Beneath this task is a listing; retype all of it exactly.

Some records:
****************
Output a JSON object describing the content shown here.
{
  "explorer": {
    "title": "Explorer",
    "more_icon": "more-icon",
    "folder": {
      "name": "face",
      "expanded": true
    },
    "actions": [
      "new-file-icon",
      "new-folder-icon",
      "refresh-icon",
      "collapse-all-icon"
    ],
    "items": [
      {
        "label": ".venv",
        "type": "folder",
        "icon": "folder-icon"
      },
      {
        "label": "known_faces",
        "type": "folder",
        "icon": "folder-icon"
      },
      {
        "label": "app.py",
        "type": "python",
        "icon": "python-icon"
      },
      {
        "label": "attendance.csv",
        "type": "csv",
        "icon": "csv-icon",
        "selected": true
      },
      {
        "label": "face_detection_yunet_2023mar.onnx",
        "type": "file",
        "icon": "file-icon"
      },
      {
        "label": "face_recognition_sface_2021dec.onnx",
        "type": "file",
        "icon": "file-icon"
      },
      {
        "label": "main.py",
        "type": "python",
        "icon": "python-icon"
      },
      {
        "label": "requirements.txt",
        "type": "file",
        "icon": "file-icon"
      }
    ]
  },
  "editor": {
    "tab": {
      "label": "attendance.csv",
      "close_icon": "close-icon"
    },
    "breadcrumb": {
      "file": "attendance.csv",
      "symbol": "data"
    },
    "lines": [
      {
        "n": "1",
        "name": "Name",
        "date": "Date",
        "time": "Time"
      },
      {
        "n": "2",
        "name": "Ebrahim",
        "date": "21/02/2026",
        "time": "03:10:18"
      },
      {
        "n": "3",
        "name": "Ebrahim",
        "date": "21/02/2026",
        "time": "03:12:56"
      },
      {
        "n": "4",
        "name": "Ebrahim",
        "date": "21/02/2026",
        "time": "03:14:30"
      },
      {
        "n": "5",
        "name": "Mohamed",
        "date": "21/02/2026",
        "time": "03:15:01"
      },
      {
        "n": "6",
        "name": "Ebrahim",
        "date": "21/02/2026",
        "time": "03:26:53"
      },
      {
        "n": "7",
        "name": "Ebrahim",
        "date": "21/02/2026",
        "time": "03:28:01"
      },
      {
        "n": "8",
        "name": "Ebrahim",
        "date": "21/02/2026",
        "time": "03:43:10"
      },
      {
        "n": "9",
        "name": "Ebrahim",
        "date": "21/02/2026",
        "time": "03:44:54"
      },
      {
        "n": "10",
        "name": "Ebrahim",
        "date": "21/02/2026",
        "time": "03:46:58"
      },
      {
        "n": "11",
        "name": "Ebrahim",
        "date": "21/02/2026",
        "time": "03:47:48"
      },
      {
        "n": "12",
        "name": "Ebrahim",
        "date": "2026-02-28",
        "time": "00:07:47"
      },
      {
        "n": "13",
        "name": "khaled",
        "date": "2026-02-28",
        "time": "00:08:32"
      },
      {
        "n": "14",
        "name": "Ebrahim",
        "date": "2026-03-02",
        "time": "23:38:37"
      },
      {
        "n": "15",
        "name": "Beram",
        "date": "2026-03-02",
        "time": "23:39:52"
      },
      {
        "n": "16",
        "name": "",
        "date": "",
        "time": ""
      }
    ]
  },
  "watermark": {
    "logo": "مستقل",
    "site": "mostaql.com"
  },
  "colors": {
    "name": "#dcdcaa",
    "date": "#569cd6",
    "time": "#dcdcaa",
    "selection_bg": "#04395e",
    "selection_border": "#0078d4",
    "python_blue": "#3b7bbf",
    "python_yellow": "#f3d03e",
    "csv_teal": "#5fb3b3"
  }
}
****************
▶ Solution to this problem:
Output a JSON object describing the content shown here.
{
  "explorer": {
    "title": "Explorer",
    "more_icon": "more-icon",
    "folder": {
      "name": "face",
      "expanded": true
    },
    "actions": [
      "new-file-icon",
      "new-folder-icon",
      "refresh-icon",
      "collapse-all-icon"
    ],
    "items": [
      {
        "label": ".venv",
        "type": "folder",
        "icon": "folder-icon"
      },
      {
        "label": "known_faces",
        "type": "folder",
        "icon": "folder-icon"
      },
      {
        "label": "app.py",
        "type": "python",
        "icon": "python-icon"
      },
      {
        "label": "attendance.csv",
        "type": "csv",
        "icon": "csv-icon",
        "selected": true
      },
      {
        "label": "face_detection_yunet_2023mar.onnx",
        "type": "file",
        "icon": "file-icon"
      },
      {
        "label": "face_recognition_sface_2021dec.onnx",
        "type": "file",
        "icon": "file-icon"
      },
      {
        "label": "main.py",
        "type": "python",
        "icon": "python-icon"
      },
      {
        "label": "requirements.txt",
        "type": "file",
        "icon": "file-icon"
      }
    ]
  },
  "editor": {
    "tab": {
      "label": "attendance.csv",
      "close_icon": "close-icon"
    },
    "breadcrumb": {
      "file": "attendance.csv",
      "symbol": "data"
    },
    "lines": [
      {
        "n": "1",
        "name": "Name",
        "date": "Date",
        "time": "Time"
      },
      {
        "n": "2",
        "name": "Ebrahim",
        "date": "21/02/2026",
        "time": "03:10:18"
      },
      {
        "n": "3",
        "name": "Ebrahim",
        "date": "21/02/2026",
        "time": "03:12:56"
      },
      {
        "n": "4",
        "name": "Ebrahim",
        "date": "21/02/2026",
        "time": "03:14:30"
      },
      {
        "n": "5",
        "name": "Mohamed",
        "date": "21/02/2026",
        "time": "03:15:01"
      },
      {
        "n": "6",
        "name": "Ebrahim",
        "date": "21/02/2026",
        "time": "03:26:53"
      },
      {
        "n": "7",
        "name": "Ebrahim",
        "date": "21/02/2026",
        "time": "03:28:01"
      },
      {
        "n": "8",
        "name": "Ebrahim",
        "date": "21/02/2026",
        "time": "03:43:10"
      },
      {
        "n": "9",
        "name": "Ebrahim",
        "date": "21/02/2026",
        "time": "03:44:54"
      },
      {
        "n": "10",
        "name": "Ebrahim",
        "date": "21/02/2026",
        "time": "03:46:58"
      },
      {
        "n": "11",
        "name": "Ebrahim",
        "date": "21/02/2026",
        "time": "03:47:48"
      },
      {
        "n": "12",
        "name": "Ebrahim",
        "date": "2026-02-28",
        "time": "00:07:47"
      },
      {
        "n": "13",
        "name": "khaled",
        "date": "2026-02-28",
        "time": "00:08:32"
      },
      {
        "n": "14",
        "name": "Ebrahim",
        "date": "2026-03-02",
        "time": "23:38:37"
      },
      {
        "n": "15",
        "name": "Beram",
        "date": "2026-03-02",
        "time": "23:39:52"
      },
      {
        "n": "16",
        "name": "",
        "date": "",
        "time": ""
      }
    ]
  },
  "watermark": {
    "logo": "مستقل",
    "site": "mostaql.com"
  },
  "colors": {
    "name": "#dcdcaa",
    "date": "#569cd6",
    "time": "#dcdcaa",
    "selection_bg": "#04395e",
    "selection_border": "#0078d4",
    "python_blue": "#3b7bbf",
    "python_yellow": "#f3d03e",
    "csv_teal": "#5fb3b3"
  }
}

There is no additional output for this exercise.